# Extracted information

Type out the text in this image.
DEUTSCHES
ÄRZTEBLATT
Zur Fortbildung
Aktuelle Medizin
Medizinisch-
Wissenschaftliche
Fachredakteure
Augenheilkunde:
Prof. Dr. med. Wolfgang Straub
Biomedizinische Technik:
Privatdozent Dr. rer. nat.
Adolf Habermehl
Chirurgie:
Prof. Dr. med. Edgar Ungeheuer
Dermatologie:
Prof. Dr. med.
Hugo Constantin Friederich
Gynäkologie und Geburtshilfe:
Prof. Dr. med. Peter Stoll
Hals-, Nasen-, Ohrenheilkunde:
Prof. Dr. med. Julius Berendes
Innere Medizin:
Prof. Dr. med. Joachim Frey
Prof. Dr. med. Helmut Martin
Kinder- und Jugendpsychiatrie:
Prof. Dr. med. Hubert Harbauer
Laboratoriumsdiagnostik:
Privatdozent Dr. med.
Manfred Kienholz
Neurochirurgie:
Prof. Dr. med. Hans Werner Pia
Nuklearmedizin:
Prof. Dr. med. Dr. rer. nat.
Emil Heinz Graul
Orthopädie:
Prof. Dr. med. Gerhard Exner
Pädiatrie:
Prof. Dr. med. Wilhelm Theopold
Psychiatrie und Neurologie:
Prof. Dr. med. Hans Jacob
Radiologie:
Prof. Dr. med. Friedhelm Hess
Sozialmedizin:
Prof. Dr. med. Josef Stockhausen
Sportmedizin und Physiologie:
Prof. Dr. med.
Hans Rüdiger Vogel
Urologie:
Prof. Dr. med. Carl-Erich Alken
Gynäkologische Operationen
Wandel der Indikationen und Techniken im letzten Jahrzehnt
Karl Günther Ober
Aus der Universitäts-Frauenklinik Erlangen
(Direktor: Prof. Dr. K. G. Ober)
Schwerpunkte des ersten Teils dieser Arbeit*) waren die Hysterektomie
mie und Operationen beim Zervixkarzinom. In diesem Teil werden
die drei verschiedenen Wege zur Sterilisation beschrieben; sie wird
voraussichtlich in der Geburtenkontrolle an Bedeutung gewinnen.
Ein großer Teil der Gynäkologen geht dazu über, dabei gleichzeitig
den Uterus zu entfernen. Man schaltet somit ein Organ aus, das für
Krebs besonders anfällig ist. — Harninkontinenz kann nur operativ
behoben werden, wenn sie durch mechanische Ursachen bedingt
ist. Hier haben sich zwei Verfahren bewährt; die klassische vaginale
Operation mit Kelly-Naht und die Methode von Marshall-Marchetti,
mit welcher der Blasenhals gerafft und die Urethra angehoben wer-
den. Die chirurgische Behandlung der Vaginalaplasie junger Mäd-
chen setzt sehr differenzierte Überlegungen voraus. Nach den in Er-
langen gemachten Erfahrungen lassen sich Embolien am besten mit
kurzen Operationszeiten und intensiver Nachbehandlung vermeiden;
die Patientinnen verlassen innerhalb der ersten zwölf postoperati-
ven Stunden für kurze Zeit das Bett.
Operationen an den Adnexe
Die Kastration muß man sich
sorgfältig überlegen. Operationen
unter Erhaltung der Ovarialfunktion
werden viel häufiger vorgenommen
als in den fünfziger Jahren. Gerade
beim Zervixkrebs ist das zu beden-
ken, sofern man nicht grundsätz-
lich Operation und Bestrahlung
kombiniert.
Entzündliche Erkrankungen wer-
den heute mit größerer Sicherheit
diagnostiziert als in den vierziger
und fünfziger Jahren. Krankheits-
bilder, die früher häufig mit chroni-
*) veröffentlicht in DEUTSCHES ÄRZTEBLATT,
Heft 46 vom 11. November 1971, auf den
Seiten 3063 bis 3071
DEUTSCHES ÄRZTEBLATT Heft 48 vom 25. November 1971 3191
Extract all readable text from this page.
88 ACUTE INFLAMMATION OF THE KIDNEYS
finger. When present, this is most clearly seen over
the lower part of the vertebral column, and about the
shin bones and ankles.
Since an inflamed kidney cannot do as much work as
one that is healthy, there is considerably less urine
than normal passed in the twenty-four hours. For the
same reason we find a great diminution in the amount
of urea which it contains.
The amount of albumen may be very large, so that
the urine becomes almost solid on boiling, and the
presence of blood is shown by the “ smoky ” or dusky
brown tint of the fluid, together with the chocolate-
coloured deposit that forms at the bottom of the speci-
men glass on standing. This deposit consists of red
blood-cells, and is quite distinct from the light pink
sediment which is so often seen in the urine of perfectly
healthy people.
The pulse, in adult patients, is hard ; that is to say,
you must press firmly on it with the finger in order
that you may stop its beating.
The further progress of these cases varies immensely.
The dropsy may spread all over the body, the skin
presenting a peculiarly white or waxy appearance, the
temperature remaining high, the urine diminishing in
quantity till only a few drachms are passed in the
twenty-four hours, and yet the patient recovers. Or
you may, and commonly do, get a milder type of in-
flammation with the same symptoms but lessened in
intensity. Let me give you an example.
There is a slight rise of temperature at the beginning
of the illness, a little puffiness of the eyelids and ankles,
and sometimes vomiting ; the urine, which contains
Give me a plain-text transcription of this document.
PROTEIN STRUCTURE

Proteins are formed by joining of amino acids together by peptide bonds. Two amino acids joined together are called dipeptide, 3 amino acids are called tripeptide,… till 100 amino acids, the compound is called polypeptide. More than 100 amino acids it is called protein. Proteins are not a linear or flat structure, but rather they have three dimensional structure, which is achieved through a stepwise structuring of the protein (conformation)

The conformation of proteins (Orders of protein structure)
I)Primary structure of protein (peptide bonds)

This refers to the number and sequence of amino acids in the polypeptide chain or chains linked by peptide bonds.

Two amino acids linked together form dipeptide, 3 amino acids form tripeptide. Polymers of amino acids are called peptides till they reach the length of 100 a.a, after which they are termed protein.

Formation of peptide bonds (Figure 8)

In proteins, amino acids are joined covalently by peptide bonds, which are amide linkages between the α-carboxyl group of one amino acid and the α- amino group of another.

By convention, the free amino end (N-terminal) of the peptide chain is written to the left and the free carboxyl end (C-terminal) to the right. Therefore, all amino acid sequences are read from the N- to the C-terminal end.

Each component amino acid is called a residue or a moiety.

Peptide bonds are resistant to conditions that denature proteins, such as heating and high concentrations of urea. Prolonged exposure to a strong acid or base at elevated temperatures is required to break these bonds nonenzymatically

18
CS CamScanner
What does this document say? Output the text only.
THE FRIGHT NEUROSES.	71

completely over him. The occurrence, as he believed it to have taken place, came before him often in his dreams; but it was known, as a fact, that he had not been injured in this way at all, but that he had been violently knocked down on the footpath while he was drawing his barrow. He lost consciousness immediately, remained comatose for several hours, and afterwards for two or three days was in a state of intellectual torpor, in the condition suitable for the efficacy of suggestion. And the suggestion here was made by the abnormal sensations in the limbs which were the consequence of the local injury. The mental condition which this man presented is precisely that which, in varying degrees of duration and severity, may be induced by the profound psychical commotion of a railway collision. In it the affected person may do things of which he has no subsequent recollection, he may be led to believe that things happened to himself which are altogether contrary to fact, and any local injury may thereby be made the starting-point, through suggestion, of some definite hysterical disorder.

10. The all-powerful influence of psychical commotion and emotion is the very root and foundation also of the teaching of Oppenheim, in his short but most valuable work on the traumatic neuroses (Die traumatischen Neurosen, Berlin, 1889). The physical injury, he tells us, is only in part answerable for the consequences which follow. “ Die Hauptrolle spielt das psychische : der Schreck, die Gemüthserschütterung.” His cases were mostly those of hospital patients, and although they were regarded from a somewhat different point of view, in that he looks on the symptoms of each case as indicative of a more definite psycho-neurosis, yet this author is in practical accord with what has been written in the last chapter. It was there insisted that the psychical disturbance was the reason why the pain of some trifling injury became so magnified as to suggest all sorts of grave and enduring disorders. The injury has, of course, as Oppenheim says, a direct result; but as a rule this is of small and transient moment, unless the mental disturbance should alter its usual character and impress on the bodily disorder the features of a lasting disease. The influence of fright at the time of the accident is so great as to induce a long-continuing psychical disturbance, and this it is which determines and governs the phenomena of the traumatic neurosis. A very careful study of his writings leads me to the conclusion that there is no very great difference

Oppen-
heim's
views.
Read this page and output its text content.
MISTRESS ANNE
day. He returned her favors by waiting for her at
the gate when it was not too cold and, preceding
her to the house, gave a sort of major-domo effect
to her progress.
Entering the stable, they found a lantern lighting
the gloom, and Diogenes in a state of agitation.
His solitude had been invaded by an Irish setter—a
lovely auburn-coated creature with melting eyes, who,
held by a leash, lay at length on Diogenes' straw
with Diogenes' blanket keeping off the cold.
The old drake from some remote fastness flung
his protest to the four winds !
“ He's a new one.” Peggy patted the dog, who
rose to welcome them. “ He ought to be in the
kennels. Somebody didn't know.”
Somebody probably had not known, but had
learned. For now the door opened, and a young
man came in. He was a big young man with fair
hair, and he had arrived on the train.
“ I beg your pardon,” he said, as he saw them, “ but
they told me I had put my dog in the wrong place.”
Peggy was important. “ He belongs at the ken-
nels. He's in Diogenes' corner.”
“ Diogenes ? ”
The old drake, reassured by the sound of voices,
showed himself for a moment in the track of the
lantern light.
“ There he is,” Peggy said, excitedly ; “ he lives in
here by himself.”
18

# Problem description
Wherever a line above contains the string "progress", count it; then give the total alone.

# Reply to the exercise
2